-- What is expected --
For the material that follows, list every line containing the word "Register".

-- Raw data --
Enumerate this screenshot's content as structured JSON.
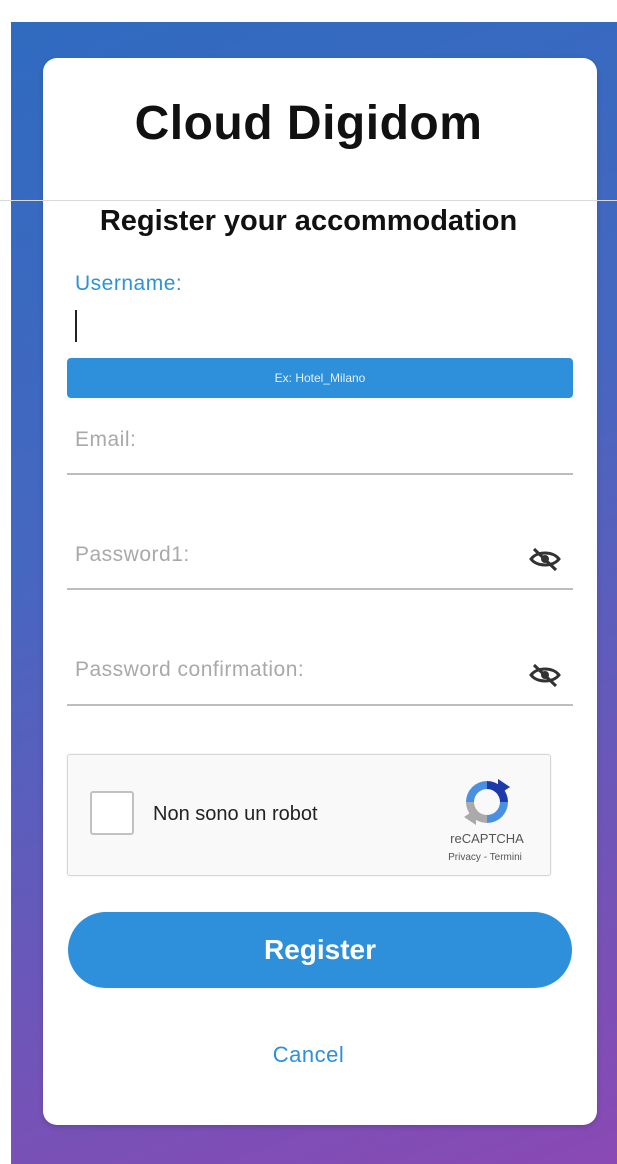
{
  "app": {
    "title": "Cloud Digidom"
  },
  "form": {
    "subtitle": "Register your accommodation",
    "username": {
      "label": "Username:",
      "value": "",
      "hint": "Ex: Hotel_Milano"
    },
    "email": {
      "placeholder": "Email:"
    },
    "password": {
      "placeholder": "Password1:",
      "toggle_icon": "eye-slash-icon"
    },
    "password_confirmation": {
      "placeholder": "Password confirmation:",
      "toggle_icon": "eye-slash-icon"
    }
  },
  "captcha": {
    "label": "Non sono un robot",
    "brand": "reCAPTCHA",
    "links": "Privacy - Termini",
    "checked": false
  },
  "actions": {
    "register_label": "Register",
    "cancel_label": "Cancel"
  },
  "colors": {
    "accent": "#2e8fda",
    "gradient_start": "#2f6bc0",
    "gradient_end": "#8a49b4"
  }
}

-- Correct output --
    "subtitle": "Register your accommodation",
    "register_label": "Register",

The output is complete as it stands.